- _Task input_
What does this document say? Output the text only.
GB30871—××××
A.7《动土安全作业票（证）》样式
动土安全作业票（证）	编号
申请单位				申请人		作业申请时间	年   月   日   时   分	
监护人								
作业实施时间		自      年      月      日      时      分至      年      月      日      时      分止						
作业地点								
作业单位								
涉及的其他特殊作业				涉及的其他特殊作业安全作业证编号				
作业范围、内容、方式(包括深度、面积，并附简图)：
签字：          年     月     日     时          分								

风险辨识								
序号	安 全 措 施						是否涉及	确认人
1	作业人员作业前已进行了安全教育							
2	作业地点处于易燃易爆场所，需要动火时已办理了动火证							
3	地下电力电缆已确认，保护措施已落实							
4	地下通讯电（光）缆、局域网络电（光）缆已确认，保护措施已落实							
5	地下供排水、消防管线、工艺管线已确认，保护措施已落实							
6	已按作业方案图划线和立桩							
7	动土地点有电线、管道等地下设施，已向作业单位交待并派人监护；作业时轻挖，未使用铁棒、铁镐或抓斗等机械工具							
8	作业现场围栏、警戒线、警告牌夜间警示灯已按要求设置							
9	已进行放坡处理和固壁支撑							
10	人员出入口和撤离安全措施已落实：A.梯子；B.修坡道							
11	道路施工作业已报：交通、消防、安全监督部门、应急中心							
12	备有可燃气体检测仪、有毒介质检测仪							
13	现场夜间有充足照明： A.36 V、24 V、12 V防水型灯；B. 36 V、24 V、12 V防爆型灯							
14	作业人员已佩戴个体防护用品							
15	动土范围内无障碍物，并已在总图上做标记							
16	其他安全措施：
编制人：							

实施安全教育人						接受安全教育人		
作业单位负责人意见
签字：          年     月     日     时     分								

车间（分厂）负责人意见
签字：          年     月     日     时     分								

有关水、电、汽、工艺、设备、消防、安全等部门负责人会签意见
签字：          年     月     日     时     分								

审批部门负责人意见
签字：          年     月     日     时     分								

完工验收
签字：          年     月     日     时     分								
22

- _Aim of the exercise_
Take the entries above and transcribe them in full.

- _Reply_
What does this document say? Output the text only.
GB30871—××××
A.7《动土安全作业票（证）》样式
动土安全作业票（证）	编号
申请单位				申请人		作业申请时间	年   月   日   时   分	
监护人								
作业实施时间		自      年      月      日      时      分至      年      月      日      时      分止						
作业地点								
作业单位								
涉及的其他特殊作业				涉及的其他特殊作业安全作业证编号				
作业范围、内容、方式(包括深度、面积，并附简图)：
签字：          年     月     日     时          分								

风险辨识								
序号	安 全 措 施						是否涉及	确认人
1	作业人员作业前已进行了安全教育							
2	作业地点处于易燃易爆场所，需要动火时已办理了动火证							
3	地下电力电缆已确认，保护措施已落实							
4	地下通讯电（光）缆、局域网络电（光）缆已确认，保护措施已落实							
5	地下供排水、消防管线、工艺管线已确认，保护措施已落实							
6	已按作业方案图划线和立桩							
7	动土地点有电线、管道等地下设施，已向作业单位交待并派人监护；作业时轻挖，未使用铁棒、铁镐或抓斗等机械工具							
8	作业现场围栏、警戒线、警告牌夜间警示灯已按要求设置							
9	已进行放坡处理和固壁支撑							
10	人员出入口和撤离安全措施已落实：A.梯子；B.修坡道							
11	道路施工作业已报：交通、消防、安全监督部门、应急中心							
12	备有可燃气体检测仪、有毒介质检测仪							
13	现场夜间有充足照明： A.36 V、24 V、12 V防水型灯；B. 36 V、24 V、12 V防爆型灯							
14	作业人员已佩戴个体防护用品							
15	动土范围内无障碍物，并已在总图上做标记							
16	其他安全措施：
编制人：							

实施安全教育人						接受安全教育人		
作业单位负责人意见
签字：          年     月     日     时     分								

车间（分厂）负责人意见
签字：          年     月     日     时     分								

有关水、电、汽、工艺、设备、消防、安全等部门负责人会签意见
签字：          年     月     日     时     分								

审批部门负责人意见
签字：          年     月     日     时     分								

完工验收
签字：          年     月     日     时     分								
22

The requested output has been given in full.